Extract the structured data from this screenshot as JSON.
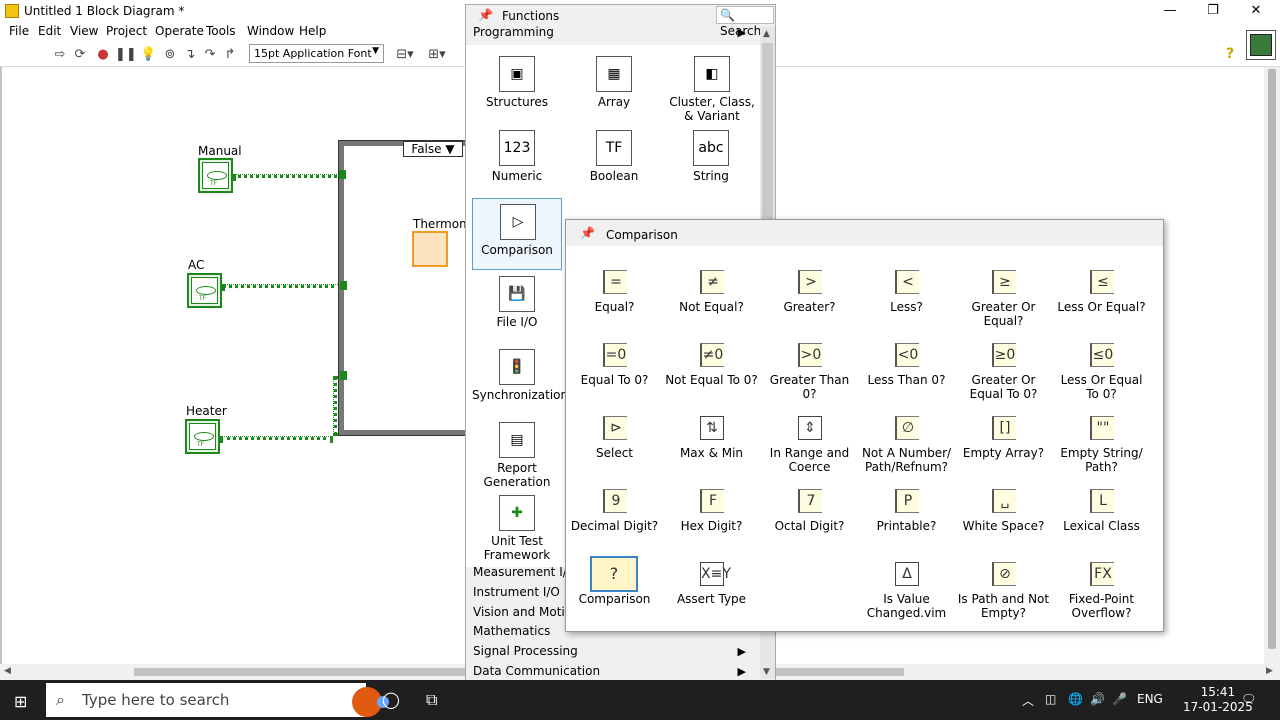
{
  "window": {
    "title": "Untitled 1 Block Diagram *",
    "minimize": "—",
    "restore": "❐",
    "close": "✕"
  },
  "menu": [
    "File",
    "Edit",
    "View",
    "Project",
    "Operate",
    "Tools",
    "Window",
    "Help"
  ],
  "toolbar": {
    "font": "15pt Application Font"
  },
  "diagram": {
    "controls": [
      {
        "label": "Manual",
        "tf": "TF"
      },
      {
        "label": "AC",
        "tf": "TF"
      },
      {
        "label": "Heater",
        "tf": "TF"
      }
    ],
    "case_selector": "False ▼",
    "thermometer_label": "Thermome"
  },
  "functions_palette": {
    "title": "Functions",
    "search_label": "Search",
    "category": "Programming",
    "items": [
      {
        "label": "Structures",
        "glyph": "▣"
      },
      {
        "label": "Array",
        "glyph": "▦"
      },
      {
        "label": "Cluster, Class, & Variant",
        "glyph": "◧"
      },
      {
        "label": "Numeric",
        "glyph": "123"
      },
      {
        "label": "Boolean",
        "glyph": "TF"
      },
      {
        "label": "String",
        "glyph": "abc"
      },
      {
        "label": "Comparison",
        "glyph": "▷"
      },
      {
        "label": "File I/O",
        "glyph": "💾"
      },
      {
        "label": "Synchronization",
        "glyph": "🚦"
      },
      {
        "label": "Report Generation",
        "glyph": "▤"
      },
      {
        "label": "Unit Test Framework",
        "glyph": "✚"
      }
    ],
    "categories": [
      "Measurement I/O",
      "Instrument I/O",
      "Vision and Motion",
      "Mathematics",
      "Signal Processing",
      "Data Communication"
    ]
  },
  "comparison_palette": {
    "title": "Comparison",
    "items": [
      {
        "label": "Equal?",
        "glyph": "="
      },
      {
        "label": "Not Equal?",
        "glyph": "≠"
      },
      {
        "label": "Greater?",
        "glyph": ">"
      },
      {
        "label": "Less?",
        "glyph": "<"
      },
      {
        "label": "Greater Or Equal?",
        "glyph": "≥"
      },
      {
        "label": "Less Or Equal?",
        "glyph": "≤"
      },
      {
        "label": "Equal To 0?",
        "glyph": "=0"
      },
      {
        "label": "Not Equal To 0?",
        "glyph": "≠0"
      },
      {
        "label": "Greater Than 0?",
        "glyph": ">0"
      },
      {
        "label": "Less Than 0?",
        "glyph": "<0"
      },
      {
        "label": "Greater Or Equal To 0?",
        "glyph": "≥0"
      },
      {
        "label": "Less Or Equal To 0?",
        "glyph": "≤0"
      },
      {
        "label": "Select",
        "glyph": "⊳"
      },
      {
        "label": "Max & Min",
        "glyph": "⇅"
      },
      {
        "label": "In Range and Coerce",
        "glyph": "⇕"
      },
      {
        "label": "Not A Number/ Path/Refnum?",
        "glyph": "∅"
      },
      {
        "label": "Empty Array?",
        "glyph": "[]"
      },
      {
        "label": "Empty String/ Path?",
        "glyph": "\"\""
      },
      {
        "label": "Decimal Digit?",
        "glyph": "9"
      },
      {
        "label": "Hex Digit?",
        "glyph": "F"
      },
      {
        "label": "Octal Digit?",
        "glyph": "7"
      },
      {
        "label": "Printable?",
        "glyph": "P"
      },
      {
        "label": "White Space?",
        "glyph": "␣"
      },
      {
        "label": "Lexical Class",
        "glyph": "L"
      },
      {
        "label": "Comparison",
        "glyph": "?"
      },
      {
        "label": "Assert Type",
        "glyph": "X≡Y"
      },
      {
        "label": "Is Value Changed.vim",
        "glyph": "Δ"
      },
      {
        "label": "Is Path and Not Empty?",
        "glyph": "⊘"
      },
      {
        "label": "Fixed-Point Overflow?",
        "glyph": "FX"
      }
    ]
  },
  "taskbar": {
    "search_placeholder": "Type here to search",
    "lang": "ENG",
    "time": "15:41",
    "date": "17-01-2025"
  }
}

------------------------------------

* _THE TASK_
Using the records above, output their complete text exactly, minus any images.

* _RIGHT ANSWER_
Extract the structured data from this screenshot as JSON.
{
  "window": {
    "title": "Untitled 1 Block Diagram *",
    "minimize": "—",
    "restore": "❐",
    "close": "✕"
  },
  "menu": [
    "File",
    "Edit",
    "View",
    "Project",
    "Operate",
    "Tools",
    "Window",
    "Help"
  ],
  "toolbar": {
    "font": "15pt Application Font"
  },
  "diagram": {
    "controls": [
      {
        "label": "Manual",
        "tf": "TF"
      },
      {
        "label": "AC",
        "tf": "TF"
      },
      {
        "label": "Heater",
        "tf": "TF"
      }
    ],
    "case_selector": "False ▼",
    "thermometer_label": "Thermome"
  },
  "functions_palette": {
    "title": "Functions",
    "search_label": "Search",
    "category": "Programming",
    "items": [
      {
        "label": "Structures",
        "glyph": "▣"
      },
      {
        "label": "Array",
        "glyph": "▦"
      },
      {
        "label": "Cluster, Class, & Variant",
        "glyph": "◧"
      },
      {
        "label": "Numeric",
        "glyph": "123"
      },
      {
        "label": "Boolean",
        "glyph": "TF"
      },
      {
        "label": "String",
        "glyph": "abc"
      },
      {
        "label": "Comparison",
        "glyph": "▷"
      },
      {
        "label": "File I/O",
        "glyph": "💾"
      },
      {
        "label": "Synchronization",
        "glyph": "🚦"
      },
      {
        "label": "Report Generation",
        "glyph": "▤"
      },
      {
        "label": "Unit Test Framework",
        "glyph": "✚"
      }
    ],
    "categories": [
      "Measurement I/O",
      "Instrument I/O",
      "Vision and Motion",
      "Mathematics",
      "Signal Processing",
      "Data Communication"
    ]
  },
  "comparison_palette": {
    "title": "Comparison",
    "items": [
      {
        "label": "Equal?",
        "glyph": "="
      },
      {
        "label": "Not Equal?",
        "glyph": "≠"
      },
      {
        "label": "Greater?",
        "glyph": ">"
      },
      {
        "label": "Less?",
        "glyph": "<"
      },
      {
        "label": "Greater Or Equal?",
        "glyph": "≥"
      },
      {
        "label": "Less Or Equal?",
        "glyph": "≤"
      },
      {
        "label": "Equal To 0?",
        "glyph": "=0"
      },
      {
        "label": "Not Equal To 0?",
        "glyph": "≠0"
      },
      {
        "label": "Greater Than 0?",
        "glyph": ">0"
      },
      {
        "label": "Less Than 0?",
        "glyph": "<0"
      },
      {
        "label": "Greater Or Equal To 0?",
        "glyph": "≥0"
      },
      {
        "label": "Less Or Equal To 0?",
        "glyph": "≤0"
      },
      {
        "label": "Select",
        "glyph": "⊳"
      },
      {
        "label": "Max & Min",
        "glyph": "⇅"
      },
      {
        "label": "In Range and Coerce",
        "glyph": "⇕"
      },
      {
        "label": "Not A Number/ Path/Refnum?",
        "glyph": "∅"
      },
      {
        "label": "Empty Array?",
        "glyph": "[]"
      },
      {
        "label": "Empty String/ Path?",
        "glyph": "\"\""
      },
      {
        "label": "Decimal Digit?",
        "glyph": "9"
      },
      {
        "label": "Hex Digit?",
        "glyph": "F"
      },
      {
        "label": "Octal Digit?",
        "glyph": "7"
      },
      {
        "label": "Printable?",
        "glyph": "P"
      },
      {
        "label": "White Space?",
        "glyph": "␣"
      },
      {
        "label": "Lexical Class",
        "glyph": "L"
      },
      {
        "label": "Comparison",
        "glyph": "?"
      },
      {
        "label": "Assert Type",
        "glyph": "X≡Y"
      },
      {
        "label": "Is Value Changed.vim",
        "glyph": "Δ"
      },
      {
        "label": "Is Path and Not Empty?",
        "glyph": "⊘"
      },
      {
        "label": "Fixed-Point Overflow?",
        "glyph": "FX"
      }
    ]
  },
  "taskbar": {
    "search_placeholder": "Type here to search",
    "lang": "ENG",
    "time": "15:41",
    "date": "17-01-2025"
  }
}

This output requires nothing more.